_The problem_
Please format the rows from the line with "List 22 of the" up to and including the line with "230, 1157, 280]" as a numbered list, leaving out any blank lines.

————

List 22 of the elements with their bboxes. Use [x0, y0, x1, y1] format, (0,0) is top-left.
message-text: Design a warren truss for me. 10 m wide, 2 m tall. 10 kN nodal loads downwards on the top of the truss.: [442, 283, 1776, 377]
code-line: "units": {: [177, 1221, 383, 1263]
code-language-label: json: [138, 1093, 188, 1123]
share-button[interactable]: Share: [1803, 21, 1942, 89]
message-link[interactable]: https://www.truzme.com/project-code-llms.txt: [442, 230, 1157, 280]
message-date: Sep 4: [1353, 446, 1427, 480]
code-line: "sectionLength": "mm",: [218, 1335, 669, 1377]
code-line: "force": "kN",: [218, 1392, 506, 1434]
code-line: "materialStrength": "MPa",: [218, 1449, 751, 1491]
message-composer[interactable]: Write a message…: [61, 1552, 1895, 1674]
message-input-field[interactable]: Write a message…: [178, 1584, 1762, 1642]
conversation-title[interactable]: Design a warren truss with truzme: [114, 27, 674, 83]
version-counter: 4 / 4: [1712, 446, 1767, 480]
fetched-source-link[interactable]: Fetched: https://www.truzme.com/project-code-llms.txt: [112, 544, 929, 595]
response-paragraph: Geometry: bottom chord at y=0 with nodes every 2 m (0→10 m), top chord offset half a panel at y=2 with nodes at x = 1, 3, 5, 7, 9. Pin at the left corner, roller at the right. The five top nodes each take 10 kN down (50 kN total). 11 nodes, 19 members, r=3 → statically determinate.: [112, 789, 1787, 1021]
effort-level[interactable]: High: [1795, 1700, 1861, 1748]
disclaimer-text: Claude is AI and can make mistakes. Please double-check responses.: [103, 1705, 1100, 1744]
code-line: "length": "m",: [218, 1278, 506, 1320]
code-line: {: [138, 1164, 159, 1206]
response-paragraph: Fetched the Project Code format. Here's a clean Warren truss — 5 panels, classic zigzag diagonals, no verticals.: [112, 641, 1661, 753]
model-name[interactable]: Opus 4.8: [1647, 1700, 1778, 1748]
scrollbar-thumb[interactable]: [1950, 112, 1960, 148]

————

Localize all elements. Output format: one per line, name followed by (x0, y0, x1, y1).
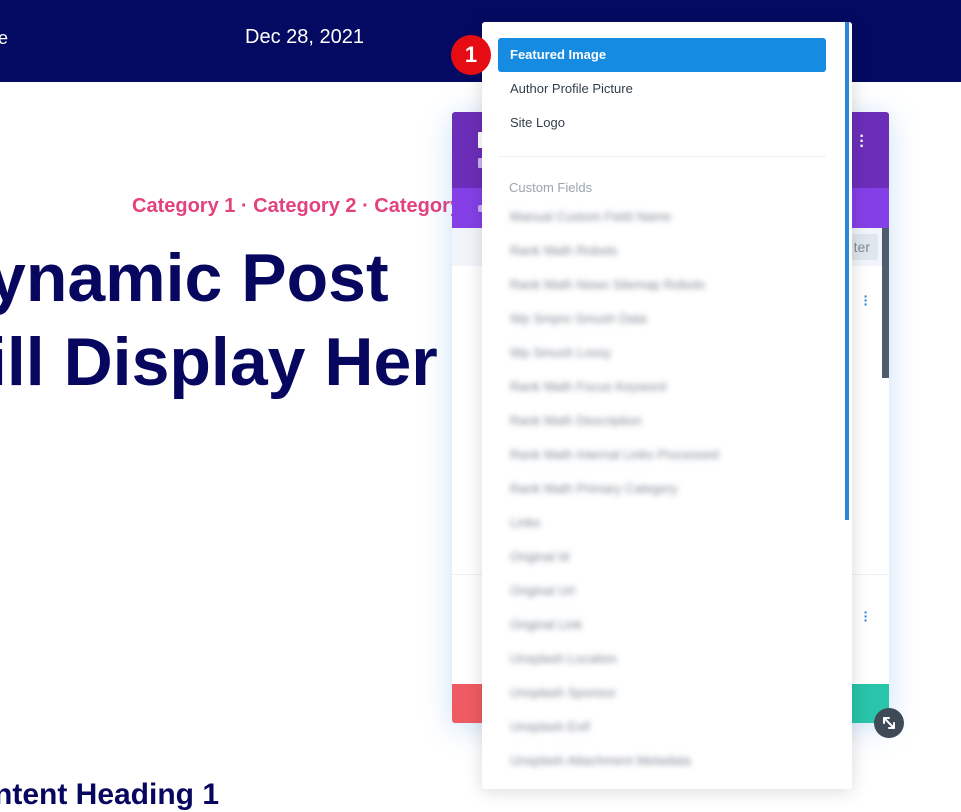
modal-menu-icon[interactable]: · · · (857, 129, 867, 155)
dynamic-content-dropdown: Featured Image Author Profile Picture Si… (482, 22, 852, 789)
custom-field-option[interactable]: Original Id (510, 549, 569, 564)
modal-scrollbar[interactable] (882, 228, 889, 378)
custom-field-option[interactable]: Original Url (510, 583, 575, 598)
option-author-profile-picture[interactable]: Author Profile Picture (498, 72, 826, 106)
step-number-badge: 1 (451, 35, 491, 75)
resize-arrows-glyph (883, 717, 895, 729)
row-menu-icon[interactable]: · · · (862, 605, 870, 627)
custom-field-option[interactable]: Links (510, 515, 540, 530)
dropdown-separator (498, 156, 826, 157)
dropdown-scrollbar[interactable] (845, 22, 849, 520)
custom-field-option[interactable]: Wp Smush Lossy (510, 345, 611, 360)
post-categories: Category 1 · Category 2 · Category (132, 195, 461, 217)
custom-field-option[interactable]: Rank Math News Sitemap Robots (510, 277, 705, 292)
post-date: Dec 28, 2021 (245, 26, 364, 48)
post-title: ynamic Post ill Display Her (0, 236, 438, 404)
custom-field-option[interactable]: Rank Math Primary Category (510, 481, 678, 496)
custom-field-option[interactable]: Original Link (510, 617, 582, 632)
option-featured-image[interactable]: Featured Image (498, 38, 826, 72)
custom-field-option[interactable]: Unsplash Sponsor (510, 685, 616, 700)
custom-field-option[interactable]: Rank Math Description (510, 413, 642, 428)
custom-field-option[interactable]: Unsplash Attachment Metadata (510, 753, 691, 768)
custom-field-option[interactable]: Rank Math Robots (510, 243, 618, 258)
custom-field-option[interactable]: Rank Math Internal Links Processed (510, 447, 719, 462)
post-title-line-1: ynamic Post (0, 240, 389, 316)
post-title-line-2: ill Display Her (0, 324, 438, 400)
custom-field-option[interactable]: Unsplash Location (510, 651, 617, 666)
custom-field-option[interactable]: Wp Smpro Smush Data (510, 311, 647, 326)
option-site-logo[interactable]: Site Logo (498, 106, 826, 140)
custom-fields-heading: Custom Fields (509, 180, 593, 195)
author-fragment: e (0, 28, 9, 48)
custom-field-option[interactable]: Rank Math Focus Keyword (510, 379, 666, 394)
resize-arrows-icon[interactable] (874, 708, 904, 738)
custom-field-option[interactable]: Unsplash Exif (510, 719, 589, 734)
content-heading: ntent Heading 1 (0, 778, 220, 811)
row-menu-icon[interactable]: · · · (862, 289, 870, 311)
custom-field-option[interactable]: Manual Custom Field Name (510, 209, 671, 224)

————

_Response to this exercise_
1. List 22 of the elements with their bboxes. Use [x0, y0, x1, y1] format, (0,0) is top-left.
2. message-text: Design a warren truss for me. 10 m wide, 2 m tall. 10 kN nodal loads downwards on the top of the truss.: [442, 283, 1776, 377]
3. code-line: "units": {: [177, 1221, 383, 1263]
4. code-language-label: json: [138, 1093, 188, 1123]
5. share-button[interactable]: Share: [1803, 21, 1942, 89]
6. message-link[interactable]: https://www.truzme.com/project-code-llms.txt: [442, 230, 1157, 280]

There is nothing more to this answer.